GIVEN EXERCISE - Copy all the material that follows, keeping every character the same.

THE DATA -
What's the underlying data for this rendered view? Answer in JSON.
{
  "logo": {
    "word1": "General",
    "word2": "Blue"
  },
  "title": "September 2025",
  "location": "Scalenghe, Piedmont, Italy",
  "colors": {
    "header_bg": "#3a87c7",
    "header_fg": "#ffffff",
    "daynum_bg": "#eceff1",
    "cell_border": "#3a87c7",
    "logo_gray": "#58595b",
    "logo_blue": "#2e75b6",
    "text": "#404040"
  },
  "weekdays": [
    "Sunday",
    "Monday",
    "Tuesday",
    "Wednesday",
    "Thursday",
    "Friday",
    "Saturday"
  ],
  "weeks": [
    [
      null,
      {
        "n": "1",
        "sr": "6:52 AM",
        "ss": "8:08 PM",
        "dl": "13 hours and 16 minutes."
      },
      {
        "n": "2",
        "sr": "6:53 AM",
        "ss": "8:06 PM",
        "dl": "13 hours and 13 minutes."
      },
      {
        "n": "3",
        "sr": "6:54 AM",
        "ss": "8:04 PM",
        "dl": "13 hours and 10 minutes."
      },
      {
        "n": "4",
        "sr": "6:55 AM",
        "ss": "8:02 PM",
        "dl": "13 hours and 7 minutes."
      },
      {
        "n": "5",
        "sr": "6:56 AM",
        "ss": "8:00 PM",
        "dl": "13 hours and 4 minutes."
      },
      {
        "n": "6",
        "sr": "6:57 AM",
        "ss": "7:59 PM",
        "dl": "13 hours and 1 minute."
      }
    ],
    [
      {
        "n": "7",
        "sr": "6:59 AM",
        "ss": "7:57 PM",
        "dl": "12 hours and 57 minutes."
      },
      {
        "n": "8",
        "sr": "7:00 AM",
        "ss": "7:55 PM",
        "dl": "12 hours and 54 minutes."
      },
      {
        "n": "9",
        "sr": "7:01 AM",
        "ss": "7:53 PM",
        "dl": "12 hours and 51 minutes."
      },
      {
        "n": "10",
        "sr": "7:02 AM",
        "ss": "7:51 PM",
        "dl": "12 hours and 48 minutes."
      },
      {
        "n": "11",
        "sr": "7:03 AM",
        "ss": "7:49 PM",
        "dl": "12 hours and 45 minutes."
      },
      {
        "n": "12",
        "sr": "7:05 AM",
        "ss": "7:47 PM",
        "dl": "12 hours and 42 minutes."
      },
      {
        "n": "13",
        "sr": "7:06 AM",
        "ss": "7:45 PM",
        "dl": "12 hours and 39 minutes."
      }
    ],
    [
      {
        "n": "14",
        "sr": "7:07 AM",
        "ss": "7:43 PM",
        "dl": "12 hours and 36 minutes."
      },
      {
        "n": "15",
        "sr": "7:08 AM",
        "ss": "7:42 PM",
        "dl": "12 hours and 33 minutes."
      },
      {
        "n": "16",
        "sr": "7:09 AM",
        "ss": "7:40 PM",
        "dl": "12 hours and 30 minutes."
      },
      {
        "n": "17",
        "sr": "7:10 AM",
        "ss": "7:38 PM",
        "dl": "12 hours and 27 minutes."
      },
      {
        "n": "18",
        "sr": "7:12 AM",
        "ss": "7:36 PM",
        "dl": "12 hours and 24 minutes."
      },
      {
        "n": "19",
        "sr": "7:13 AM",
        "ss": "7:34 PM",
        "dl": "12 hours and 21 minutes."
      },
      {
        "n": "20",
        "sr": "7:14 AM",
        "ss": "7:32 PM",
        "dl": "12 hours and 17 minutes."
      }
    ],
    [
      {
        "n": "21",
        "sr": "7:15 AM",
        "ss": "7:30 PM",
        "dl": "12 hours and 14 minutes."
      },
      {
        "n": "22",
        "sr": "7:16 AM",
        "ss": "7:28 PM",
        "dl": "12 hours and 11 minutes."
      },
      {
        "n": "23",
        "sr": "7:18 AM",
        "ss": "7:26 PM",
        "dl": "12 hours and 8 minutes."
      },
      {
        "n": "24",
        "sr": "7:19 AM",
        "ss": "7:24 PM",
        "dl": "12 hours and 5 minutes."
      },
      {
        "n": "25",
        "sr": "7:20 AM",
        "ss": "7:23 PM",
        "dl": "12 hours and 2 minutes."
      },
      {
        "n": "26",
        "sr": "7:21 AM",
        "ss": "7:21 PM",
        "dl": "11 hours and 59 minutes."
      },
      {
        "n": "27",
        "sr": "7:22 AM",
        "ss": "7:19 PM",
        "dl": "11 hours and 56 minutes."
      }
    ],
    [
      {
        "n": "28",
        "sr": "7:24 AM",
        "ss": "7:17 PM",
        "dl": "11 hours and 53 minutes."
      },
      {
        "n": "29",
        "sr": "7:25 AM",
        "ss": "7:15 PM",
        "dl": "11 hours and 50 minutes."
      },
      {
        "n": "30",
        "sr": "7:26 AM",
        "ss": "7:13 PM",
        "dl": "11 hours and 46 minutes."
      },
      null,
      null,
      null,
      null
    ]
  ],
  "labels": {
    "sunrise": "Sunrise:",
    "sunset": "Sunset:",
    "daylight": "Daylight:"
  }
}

EXERCISE RESULT -
What's the underlying data for this rendered view? Answer in JSON.
{
  "logo": {
    "word1": "General",
    "word2": "Blue"
  },
  "title": "September 2025",
  "location": "Scalenghe, Piedmont, Italy",
  "colors": {
    "header_bg": "#3a87c7",
    "header_fg": "#ffffff",
    "daynum_bg": "#eceff1",
    "cell_border": "#3a87c7",
    "logo_gray": "#58595b",
    "logo_blue": "#2e75b6",
    "text": "#404040"
  },
  "weekdays": [
    "Sunday",
    "Monday",
    "Tuesday",
    "Wednesday",
    "Thursday",
    "Friday",
    "Saturday"
  ],
  "weeks": [
    [
      null,
      {
        "n": "1",
        "sr": "6:52 AM",
        "ss": "8:08 PM",
        "dl": "13 hours and 16 minutes."
      },
      {
        "n": "2",
        "sr": "6:53 AM",
        "ss": "8:06 PM",
        "dl": "13 hours and 13 minutes."
      },
      {
        "n": "3",
        "sr": "6:54 AM",
        "ss": "8:04 PM",
        "dl": "13 hours and 10 minutes."
      },
      {
        "n": "4",
        "sr": "6:55 AM",
        "ss": "8:02 PM",
        "dl": "13 hours and 7 minutes."
      },
      {
        "n": "5",
        "sr": "6:56 AM",
        "ss": "8:00 PM",
        "dl": "13 hours and 4 minutes."
      },
      {
        "n": "6",
        "sr": "6:57 AM",
        "ss": "7:59 PM",
        "dl": "13 hours and 1 minute."
      }
    ],
    [
      {
        "n": "7",
        "sr": "6:59 AM",
        "ss": "7:57 PM",
        "dl": "12 hours and 57 minutes."
      },
      {
        "n": "8",
        "sr": "7:00 AM",
        "ss": "7:55 PM",
        "dl": "12 hours and 54 minutes."
      },
      {
        "n": "9",
        "sr": "7:01 AM",
        "ss": "7:53 PM",
        "dl": "12 hours and 51 minutes."
      },
      {
        "n": "10",
        "sr": "7:02 AM",
        "ss": "7:51 PM",
        "dl": "12 hours and 48 minutes."
      },
      {
        "n": "11",
        "sr": "7:03 AM",
        "ss": "7:49 PM",
        "dl": "12 hours and 45 minutes."
      },
      {
        "n": "12",
        "sr": "7:05 AM",
        "ss": "7:47 PM",
        "dl": "12 hours and 42 minutes."
      },
      {
        "n": "13",
        "sr": "7:06 AM",
        "ss": "7:45 PM",
        "dl": "12 hours and 39 minutes."
      }
    ],
    [
      {
        "n": "14",
        "sr": "7:07 AM",
        "ss": "7:43 PM",
        "dl": "12 hours and 36 minutes."
      },
      {
        "n": "15",
        "sr": "7:08 AM",
        "ss": "7:42 PM",
        "dl": "12 hours and 33 minutes."
      },
      {
        "n": "16",
        "sr": "7:09 AM",
        "ss": "7:40 PM",
        "dl": "12 hours and 30 minutes."
      },
      {
        "n": "17",
        "sr": "7:10 AM",
        "ss": "7:38 PM",
        "dl": "12 hours and 27 minutes."
      },
      {
        "n": "18",
        "sr": "7:12 AM",
        "ss": "7:36 PM",
        "dl": "12 hours and 24 minutes."
      },
      {
        "n": "19",
        "sr": "7:13 AM",
        "ss": "7:34 PM",
        "dl": "12 hours and 21 minutes."
      },
      {
        "n": "20",
        "sr": "7:14 AM",
        "ss": "7:32 PM",
        "dl": "12 hours and 17 minutes."
      }
    ],
    [
      {
        "n": "21",
        "sr": "7:15 AM",
        "ss": "7:30 PM",
        "dl": "12 hours and 14 minutes."
      },
      {
        "n": "22",
        "sr": "7:16 AM",
        "ss": "7:28 PM",
        "dl": "12 hours and 11 minutes."
      },
      {
        "n": "23",
        "sr": "7:18 AM",
        "ss": "7:26 PM",
        "dl": "12 hours and 8 minutes."
      },
      {
        "n": "24",
        "sr": "7:19 AM",
        "ss": "7:24 PM",
        "dl": "12 hours and 5 minutes."
      },
      {
        "n": "25",
        "sr": "7:20 AM",
        "ss": "7:23 PM",
        "dl": "12 hours and 2 minutes."
      },
      {
        "n": "26",
        "sr": "7:21 AM",
        "ss": "7:21 PM",
        "dl": "11 hours and 59 minutes."
      },
      {
        "n": "27",
        "sr": "7:22 AM",
        "ss": "7:19 PM",
        "dl": "11 hours and 56 minutes."
      }
    ],
    [
      {
        "n": "28",
        "sr": "7:24 AM",
        "ss": "7:17 PM",
        "dl": "11 hours and 53 minutes."
      },
      {
        "n": "29",
        "sr": "7:25 AM",
        "ss": "7:15 PM",
        "dl": "11 hours and 50 minutes."
      },
      {
        "n": "30",
        "sr": "7:26 AM",
        "ss": "7:13 PM",
        "dl": "11 hours and 46 minutes."
      },
      null,
      null,
      null,
      null
    ]
  ],
  "labels": {
    "sunrise": "Sunrise:",
    "sunset": "Sunset:",
    "daylight": "Daylight:"
  }
}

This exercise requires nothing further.